━━ PROVIDED RECORDS ━━

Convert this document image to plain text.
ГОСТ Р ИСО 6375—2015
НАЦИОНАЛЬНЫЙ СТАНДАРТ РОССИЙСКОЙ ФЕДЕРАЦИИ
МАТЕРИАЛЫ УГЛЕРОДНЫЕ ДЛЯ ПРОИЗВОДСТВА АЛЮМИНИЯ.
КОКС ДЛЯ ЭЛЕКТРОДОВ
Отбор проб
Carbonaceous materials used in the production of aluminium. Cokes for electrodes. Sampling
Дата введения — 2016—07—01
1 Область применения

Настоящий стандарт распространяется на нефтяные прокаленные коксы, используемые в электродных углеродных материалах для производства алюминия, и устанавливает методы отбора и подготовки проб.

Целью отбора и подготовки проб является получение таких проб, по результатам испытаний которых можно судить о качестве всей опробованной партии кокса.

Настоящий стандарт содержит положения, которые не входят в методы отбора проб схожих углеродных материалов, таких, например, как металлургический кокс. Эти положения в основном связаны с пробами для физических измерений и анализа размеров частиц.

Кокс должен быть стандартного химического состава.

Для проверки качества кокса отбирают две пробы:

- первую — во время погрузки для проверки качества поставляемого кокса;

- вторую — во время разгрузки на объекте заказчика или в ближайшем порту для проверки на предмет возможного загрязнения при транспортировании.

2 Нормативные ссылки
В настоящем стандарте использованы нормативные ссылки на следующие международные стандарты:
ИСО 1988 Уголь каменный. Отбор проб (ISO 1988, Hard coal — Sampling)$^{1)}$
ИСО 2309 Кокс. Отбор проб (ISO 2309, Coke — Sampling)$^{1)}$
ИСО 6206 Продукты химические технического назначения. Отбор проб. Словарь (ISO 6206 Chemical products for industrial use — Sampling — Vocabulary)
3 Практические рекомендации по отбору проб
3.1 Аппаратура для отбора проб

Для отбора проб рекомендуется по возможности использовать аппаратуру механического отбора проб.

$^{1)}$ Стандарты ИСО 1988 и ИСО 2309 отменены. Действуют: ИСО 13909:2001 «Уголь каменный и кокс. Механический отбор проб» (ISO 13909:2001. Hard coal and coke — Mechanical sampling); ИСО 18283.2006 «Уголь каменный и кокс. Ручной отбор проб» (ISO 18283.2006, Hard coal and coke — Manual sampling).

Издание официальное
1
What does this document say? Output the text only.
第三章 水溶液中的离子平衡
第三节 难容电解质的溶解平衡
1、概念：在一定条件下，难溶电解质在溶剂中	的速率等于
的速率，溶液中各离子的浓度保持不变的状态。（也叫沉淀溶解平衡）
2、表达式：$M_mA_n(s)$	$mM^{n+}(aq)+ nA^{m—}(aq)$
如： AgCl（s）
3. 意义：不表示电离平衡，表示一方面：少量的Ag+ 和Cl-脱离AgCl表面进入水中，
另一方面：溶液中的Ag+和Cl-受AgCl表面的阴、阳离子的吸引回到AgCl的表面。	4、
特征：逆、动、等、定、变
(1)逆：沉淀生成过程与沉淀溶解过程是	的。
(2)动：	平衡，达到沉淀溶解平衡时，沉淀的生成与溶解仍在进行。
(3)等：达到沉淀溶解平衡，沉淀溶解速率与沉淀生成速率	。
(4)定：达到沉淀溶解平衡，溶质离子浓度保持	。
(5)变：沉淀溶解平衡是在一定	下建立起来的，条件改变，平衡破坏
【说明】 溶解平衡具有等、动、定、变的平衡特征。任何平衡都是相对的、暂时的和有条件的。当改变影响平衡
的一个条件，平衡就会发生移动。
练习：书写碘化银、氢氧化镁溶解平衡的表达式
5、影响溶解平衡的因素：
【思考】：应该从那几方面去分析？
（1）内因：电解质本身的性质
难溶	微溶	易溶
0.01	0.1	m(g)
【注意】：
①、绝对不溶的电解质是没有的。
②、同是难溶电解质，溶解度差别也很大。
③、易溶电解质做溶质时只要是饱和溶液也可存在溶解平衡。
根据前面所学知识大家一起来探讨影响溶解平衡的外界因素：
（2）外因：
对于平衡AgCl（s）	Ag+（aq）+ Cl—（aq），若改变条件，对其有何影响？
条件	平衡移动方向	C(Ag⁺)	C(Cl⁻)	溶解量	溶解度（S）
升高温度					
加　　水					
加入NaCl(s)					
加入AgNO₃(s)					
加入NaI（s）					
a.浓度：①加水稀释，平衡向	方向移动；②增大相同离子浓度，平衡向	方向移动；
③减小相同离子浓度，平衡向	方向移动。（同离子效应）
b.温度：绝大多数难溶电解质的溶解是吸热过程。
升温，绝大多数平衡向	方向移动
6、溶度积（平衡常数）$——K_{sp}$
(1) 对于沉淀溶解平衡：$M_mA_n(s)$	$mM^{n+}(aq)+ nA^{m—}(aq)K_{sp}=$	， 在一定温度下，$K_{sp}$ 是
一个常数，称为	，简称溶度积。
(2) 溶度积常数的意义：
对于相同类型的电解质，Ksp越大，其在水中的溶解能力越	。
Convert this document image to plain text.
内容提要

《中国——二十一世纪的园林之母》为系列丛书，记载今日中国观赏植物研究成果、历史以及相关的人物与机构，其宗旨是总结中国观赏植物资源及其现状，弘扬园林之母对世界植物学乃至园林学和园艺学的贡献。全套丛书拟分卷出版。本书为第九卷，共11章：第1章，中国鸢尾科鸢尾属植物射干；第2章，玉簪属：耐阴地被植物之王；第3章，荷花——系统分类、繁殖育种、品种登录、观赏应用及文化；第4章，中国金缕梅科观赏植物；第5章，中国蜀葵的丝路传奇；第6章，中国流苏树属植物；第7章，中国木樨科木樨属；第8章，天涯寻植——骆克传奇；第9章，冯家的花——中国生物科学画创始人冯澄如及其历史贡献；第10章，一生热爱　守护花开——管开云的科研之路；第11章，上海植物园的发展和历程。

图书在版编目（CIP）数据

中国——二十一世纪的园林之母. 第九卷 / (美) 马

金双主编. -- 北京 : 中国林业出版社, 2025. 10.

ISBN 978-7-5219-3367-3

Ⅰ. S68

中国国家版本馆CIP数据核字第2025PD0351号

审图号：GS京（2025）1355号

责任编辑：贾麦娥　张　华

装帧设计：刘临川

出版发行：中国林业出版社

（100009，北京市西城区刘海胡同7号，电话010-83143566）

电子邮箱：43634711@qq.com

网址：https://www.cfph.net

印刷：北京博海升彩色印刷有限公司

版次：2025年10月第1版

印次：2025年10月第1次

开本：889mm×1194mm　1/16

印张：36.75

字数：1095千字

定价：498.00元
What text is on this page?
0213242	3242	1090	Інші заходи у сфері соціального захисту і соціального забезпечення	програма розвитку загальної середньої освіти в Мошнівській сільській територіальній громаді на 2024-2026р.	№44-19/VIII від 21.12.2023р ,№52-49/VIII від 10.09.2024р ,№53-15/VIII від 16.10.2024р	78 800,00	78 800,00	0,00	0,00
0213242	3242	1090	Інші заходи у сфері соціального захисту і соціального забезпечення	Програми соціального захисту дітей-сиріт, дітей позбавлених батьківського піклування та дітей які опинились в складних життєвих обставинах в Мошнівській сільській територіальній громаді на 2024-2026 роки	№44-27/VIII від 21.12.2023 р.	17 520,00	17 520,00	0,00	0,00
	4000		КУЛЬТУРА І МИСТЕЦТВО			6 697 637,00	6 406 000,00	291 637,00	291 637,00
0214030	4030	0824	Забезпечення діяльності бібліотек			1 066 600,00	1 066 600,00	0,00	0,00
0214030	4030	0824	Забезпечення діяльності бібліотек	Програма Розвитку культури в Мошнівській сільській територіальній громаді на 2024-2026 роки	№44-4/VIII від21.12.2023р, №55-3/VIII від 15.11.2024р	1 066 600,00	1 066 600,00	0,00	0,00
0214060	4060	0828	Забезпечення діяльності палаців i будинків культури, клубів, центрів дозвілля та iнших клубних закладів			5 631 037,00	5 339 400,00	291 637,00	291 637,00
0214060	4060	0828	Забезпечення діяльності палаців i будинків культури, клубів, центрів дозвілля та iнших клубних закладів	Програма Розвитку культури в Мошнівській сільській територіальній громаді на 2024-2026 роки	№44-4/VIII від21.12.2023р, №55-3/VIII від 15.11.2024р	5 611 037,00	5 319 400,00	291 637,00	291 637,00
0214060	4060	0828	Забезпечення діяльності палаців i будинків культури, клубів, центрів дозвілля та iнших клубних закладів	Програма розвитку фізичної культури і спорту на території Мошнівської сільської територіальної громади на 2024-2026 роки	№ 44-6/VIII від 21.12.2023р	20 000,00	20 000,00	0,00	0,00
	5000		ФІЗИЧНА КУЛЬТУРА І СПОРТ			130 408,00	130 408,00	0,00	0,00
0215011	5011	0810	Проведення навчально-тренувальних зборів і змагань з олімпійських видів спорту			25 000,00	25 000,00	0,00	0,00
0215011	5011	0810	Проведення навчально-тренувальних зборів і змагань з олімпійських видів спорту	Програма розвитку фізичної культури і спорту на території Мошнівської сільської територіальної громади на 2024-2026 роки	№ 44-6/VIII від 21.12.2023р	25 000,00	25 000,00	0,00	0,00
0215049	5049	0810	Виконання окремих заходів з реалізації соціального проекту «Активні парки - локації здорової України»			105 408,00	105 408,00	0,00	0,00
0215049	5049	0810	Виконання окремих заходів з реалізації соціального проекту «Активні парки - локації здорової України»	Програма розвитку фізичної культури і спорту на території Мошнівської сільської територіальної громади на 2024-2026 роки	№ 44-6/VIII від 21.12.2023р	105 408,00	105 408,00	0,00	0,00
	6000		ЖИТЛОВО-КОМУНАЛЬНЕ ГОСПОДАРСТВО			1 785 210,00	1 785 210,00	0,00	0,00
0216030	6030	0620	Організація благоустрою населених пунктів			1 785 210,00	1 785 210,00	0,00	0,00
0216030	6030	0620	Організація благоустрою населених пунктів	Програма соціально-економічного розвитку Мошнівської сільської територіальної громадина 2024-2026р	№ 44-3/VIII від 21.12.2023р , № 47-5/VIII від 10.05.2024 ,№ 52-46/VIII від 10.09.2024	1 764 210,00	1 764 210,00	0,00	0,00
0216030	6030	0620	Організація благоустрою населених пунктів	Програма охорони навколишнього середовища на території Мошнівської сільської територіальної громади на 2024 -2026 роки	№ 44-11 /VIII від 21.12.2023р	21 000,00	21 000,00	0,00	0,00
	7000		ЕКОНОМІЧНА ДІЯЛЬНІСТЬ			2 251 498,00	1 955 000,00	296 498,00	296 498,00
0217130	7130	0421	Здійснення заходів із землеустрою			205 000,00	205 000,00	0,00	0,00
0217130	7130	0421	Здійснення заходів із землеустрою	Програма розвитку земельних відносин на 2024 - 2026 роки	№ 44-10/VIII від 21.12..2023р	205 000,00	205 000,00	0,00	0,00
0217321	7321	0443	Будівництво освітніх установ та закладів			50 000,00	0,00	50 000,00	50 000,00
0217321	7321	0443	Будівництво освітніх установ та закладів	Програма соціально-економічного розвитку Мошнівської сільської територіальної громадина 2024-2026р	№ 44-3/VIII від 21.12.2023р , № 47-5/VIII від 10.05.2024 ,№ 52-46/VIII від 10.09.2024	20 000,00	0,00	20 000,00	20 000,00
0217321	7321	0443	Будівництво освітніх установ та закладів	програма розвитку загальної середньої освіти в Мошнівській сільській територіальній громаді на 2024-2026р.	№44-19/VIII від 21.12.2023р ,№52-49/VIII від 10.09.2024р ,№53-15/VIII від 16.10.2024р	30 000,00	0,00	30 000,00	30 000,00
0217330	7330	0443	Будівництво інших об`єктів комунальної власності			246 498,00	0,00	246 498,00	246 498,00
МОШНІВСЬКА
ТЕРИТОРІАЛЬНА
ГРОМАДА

━━━

§ **REQUIREMENT**:
Look through the listing and extract every line with "кокса" in it.

§ **SOLUTION TO THIS PROBLEM**:
Целью отбора и подготовки проб является получение таких проб, по результатам испытаний которых можно судить о качестве всей опробованной партии кокса.
Для проверки качества кокса отбирают две пробы:
- первую — во время погрузки для проверки качества поставляемого кокса;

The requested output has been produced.